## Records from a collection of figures

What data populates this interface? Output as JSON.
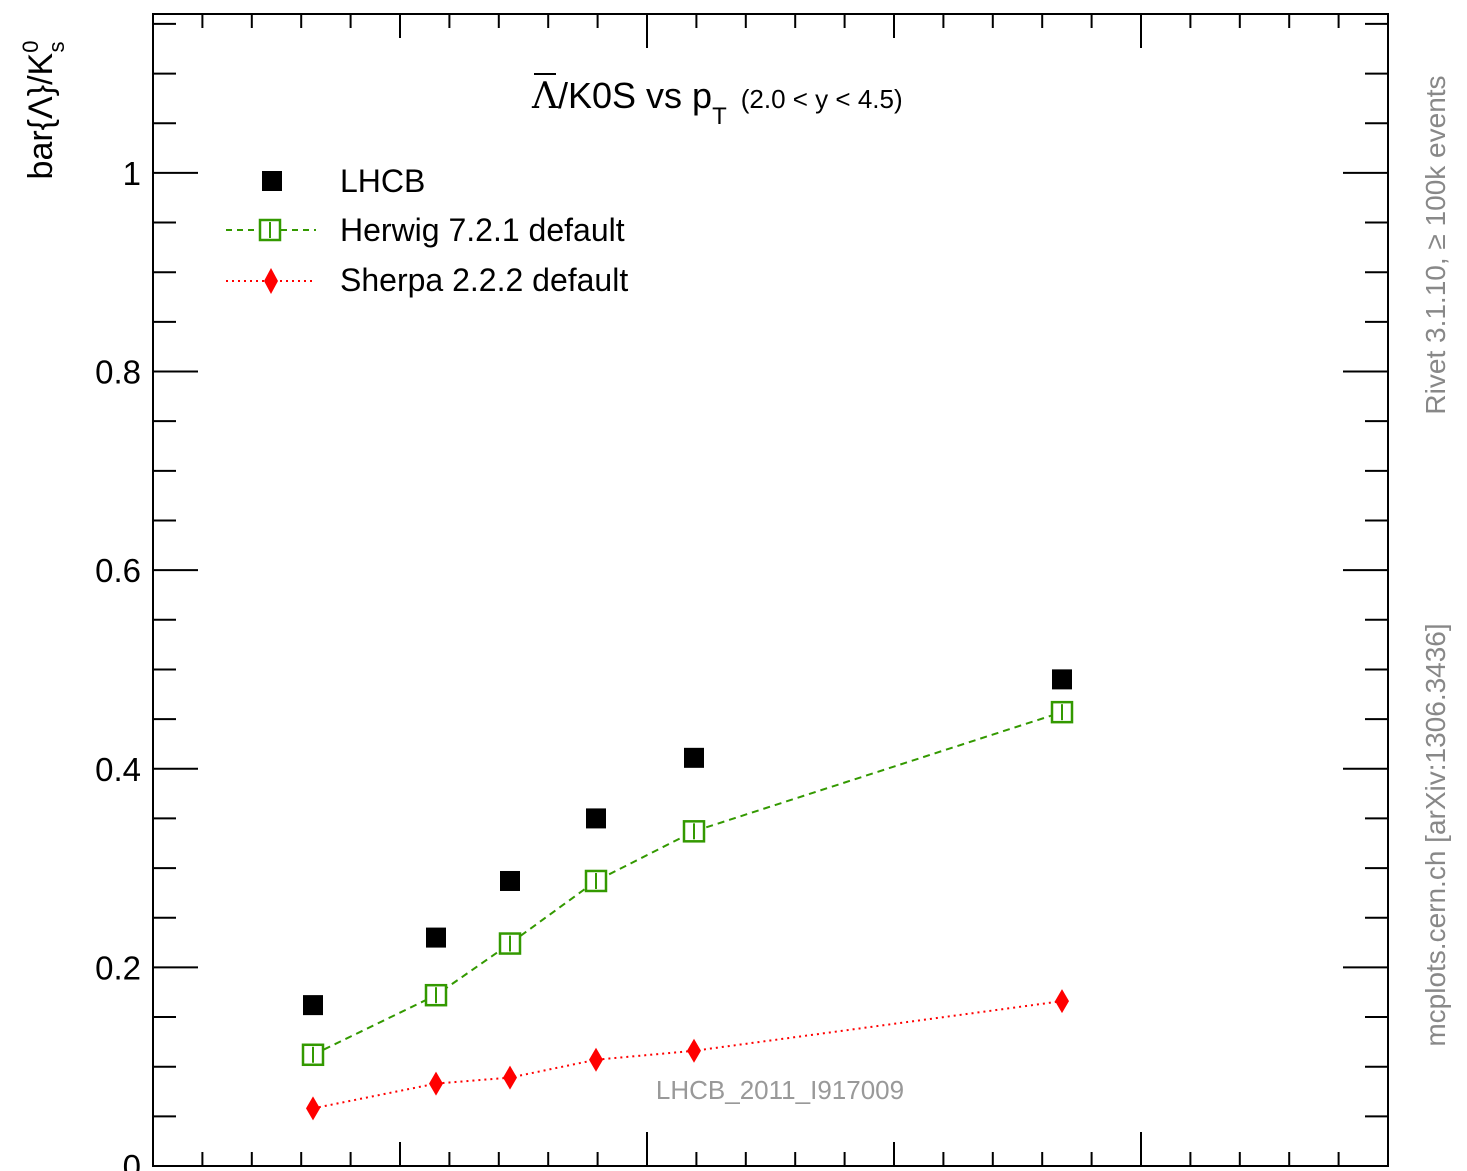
{
  "chart_data": {
    "type": "scatter",
    "title_symbol": "Λ",
    "title_main": "/K0S vs p",
    "title_sub_T": "T",
    "title_rapidity": "(2.0 < y < 4.5)",
    "ylabel_main": "bar{Λ}/K",
    "ylabel_sup": "0",
    "ylabel_sub": "s",
    "ylim": [
      0,
      1.16
    ],
    "y_ticks": [
      {
        "value": 0,
        "label": "0"
      },
      {
        "value": 0.2,
        "label": "0.2"
      },
      {
        "value": 0.4,
        "label": "0.4"
      },
      {
        "value": 0.6,
        "label": "0.6"
      },
      {
        "value": 0.8,
        "label": "0.8"
      },
      {
        "value": 1.0,
        "label": "1"
      }
    ],
    "series": [
      {
        "name": "LHCB",
        "color": "#000000",
        "marker": "filled-square",
        "line": "none",
        "points": [
          [
            0.162,
            0.162
          ],
          [
            0.23,
            0.23
          ],
          [
            0.287,
            0.287
          ],
          [
            0.35,
            0.35
          ],
          [
            0.411,
            0.411
          ],
          [
            0.49,
            0.49
          ]
        ]
      },
      {
        "name": "Herwig 7.2.1 default",
        "color": "#339900",
        "marker": "open-square",
        "line": "dashed",
        "points": [
          [
            0.112,
            0.112
          ],
          [
            0.172,
            0.172
          ],
          [
            0.224,
            0.224
          ],
          [
            0.287,
            0.287
          ],
          [
            0.337,
            0.337
          ],
          [
            0.457,
            0.457
          ]
        ]
      },
      {
        "name": "Sherpa 2.2.2 default",
        "color": "#ff0000",
        "marker": "diamond",
        "line": "dotted",
        "points": [
          [
            0.058,
            0.058
          ],
          [
            0.083,
            0.083
          ],
          [
            0.089,
            0.089
          ],
          [
            0.107,
            0.107
          ],
          [
            0.116,
            0.116
          ],
          [
            0.166,
            0.166
          ]
        ]
      }
    ],
    "legend_position": "top-left",
    "grid": false
  },
  "side_label_top": "Rivet 3.1.10, ≥ 100k events",
  "side_label_bottom": "mcplots.cern.ch [arXiv:1306.3436]",
  "analysis_watermark": "LHCB_2011_I917009"
}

## Exercise aim
Set the listing down in full and exactly. Pictures within it should not appear in the copy.

## Task output
What data populates this interface? Output as JSON.
{
  "chart_data": {
    "type": "scatter",
    "title_symbol": "Λ",
    "title_main": "/K0S vs p",
    "title_sub_T": "T",
    "title_rapidity": "(2.0 < y < 4.5)",
    "ylabel_main": "bar{Λ}/K",
    "ylabel_sup": "0",
    "ylabel_sub": "s",
    "ylim": [
      0,
      1.16
    ],
    "y_ticks": [
      {
        "value": 0,
        "label": "0"
      },
      {
        "value": 0.2,
        "label": "0.2"
      },
      {
        "value": 0.4,
        "label": "0.4"
      },
      {
        "value": 0.6,
        "label": "0.6"
      },
      {
        "value": 0.8,
        "label": "0.8"
      },
      {
        "value": 1.0,
        "label": "1"
      }
    ],
    "series": [
      {
        "name": "LHCB",
        "color": "#000000",
        "marker": "filled-square",
        "line": "none",
        "points": [
          [
            0.162,
            0.162
          ],
          [
            0.23,
            0.23
          ],
          [
            0.287,
            0.287
          ],
          [
            0.35,
            0.35
          ],
          [
            0.411,
            0.411
          ],
          [
            0.49,
            0.49
          ]
        ]
      },
      {
        "name": "Herwig 7.2.1 default",
        "color": "#339900",
        "marker": "open-square",
        "line": "dashed",
        "points": [
          [
            0.112,
            0.112
          ],
          [
            0.172,
            0.172
          ],
          [
            0.224,
            0.224
          ],
          [
            0.287,
            0.287
          ],
          [
            0.337,
            0.337
          ],
          [
            0.457,
            0.457
          ]
        ]
      },
      {
        "name": "Sherpa 2.2.2 default",
        "color": "#ff0000",
        "marker": "diamond",
        "line": "dotted",
        "points": [
          [
            0.058,
            0.058
          ],
          [
            0.083,
            0.083
          ],
          [
            0.089,
            0.089
          ],
          [
            0.107,
            0.107
          ],
          [
            0.116,
            0.116
          ],
          [
            0.166,
            0.166
          ]
        ]
      }
    ],
    "legend_position": "top-left",
    "grid": false
  },
  "side_label_top": "Rivet 3.1.10, ≥ 100k events",
  "side_label_bottom": "mcplots.cern.ch [arXiv:1306.3436]",
  "analysis_watermark": "LHCB_2011_I917009"
}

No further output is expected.